EXERCISE OBJECTIVE
Copy all lines below exactly as written. Leave pictures out.

STORED DATA
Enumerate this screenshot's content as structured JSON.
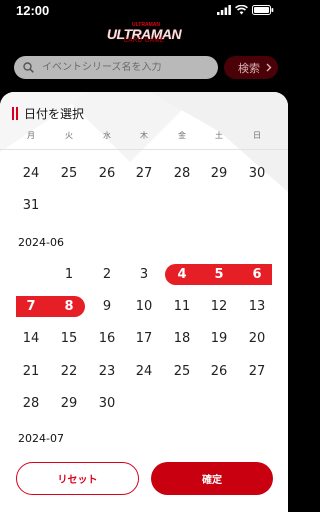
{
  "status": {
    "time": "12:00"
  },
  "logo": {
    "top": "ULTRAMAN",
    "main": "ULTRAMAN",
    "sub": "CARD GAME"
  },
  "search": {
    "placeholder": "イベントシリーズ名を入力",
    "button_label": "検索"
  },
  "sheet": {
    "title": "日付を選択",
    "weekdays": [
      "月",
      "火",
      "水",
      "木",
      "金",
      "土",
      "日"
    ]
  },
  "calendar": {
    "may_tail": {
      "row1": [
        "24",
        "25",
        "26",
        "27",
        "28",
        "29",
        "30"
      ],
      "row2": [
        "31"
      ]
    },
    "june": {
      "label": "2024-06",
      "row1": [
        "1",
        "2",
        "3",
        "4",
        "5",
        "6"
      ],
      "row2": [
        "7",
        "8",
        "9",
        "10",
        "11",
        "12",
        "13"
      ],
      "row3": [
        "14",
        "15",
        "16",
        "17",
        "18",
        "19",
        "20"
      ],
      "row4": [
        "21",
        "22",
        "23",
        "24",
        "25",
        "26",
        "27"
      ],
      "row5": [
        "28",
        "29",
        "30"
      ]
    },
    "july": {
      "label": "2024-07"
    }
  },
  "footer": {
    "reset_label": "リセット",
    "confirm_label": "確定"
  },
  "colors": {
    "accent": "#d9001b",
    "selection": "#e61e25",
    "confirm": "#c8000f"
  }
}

FULL ANSWER
Enumerate this screenshot's content as structured JSON.
{
  "status": {
    "time": "12:00"
  },
  "logo": {
    "top": "ULTRAMAN",
    "main": "ULTRAMAN",
    "sub": "CARD GAME"
  },
  "search": {
    "placeholder": "イベントシリーズ名を入力",
    "button_label": "検索"
  },
  "sheet": {
    "title": "日付を選択",
    "weekdays": [
      "月",
      "火",
      "水",
      "木",
      "金",
      "土",
      "日"
    ]
  },
  "calendar": {
    "may_tail": {
      "row1": [
        "24",
        "25",
        "26",
        "27",
        "28",
        "29",
        "30"
      ],
      "row2": [
        "31"
      ]
    },
    "june": {
      "label": "2024-06",
      "row1": [
        "1",
        "2",
        "3",
        "4",
        "5",
        "6"
      ],
      "row2": [
        "7",
        "8",
        "9",
        "10",
        "11",
        "12",
        "13"
      ],
      "row3": [
        "14",
        "15",
        "16",
        "17",
        "18",
        "19",
        "20"
      ],
      "row4": [
        "21",
        "22",
        "23",
        "24",
        "25",
        "26",
        "27"
      ],
      "row5": [
        "28",
        "29",
        "30"
      ]
    },
    "july": {
      "label": "2024-07"
    }
  },
  "footer": {
    "reset_label": "リセット",
    "confirm_label": "確定"
  },
  "colors": {
    "accent": "#d9001b",
    "selection": "#e61e25",
    "confirm": "#c8000f"
  }
}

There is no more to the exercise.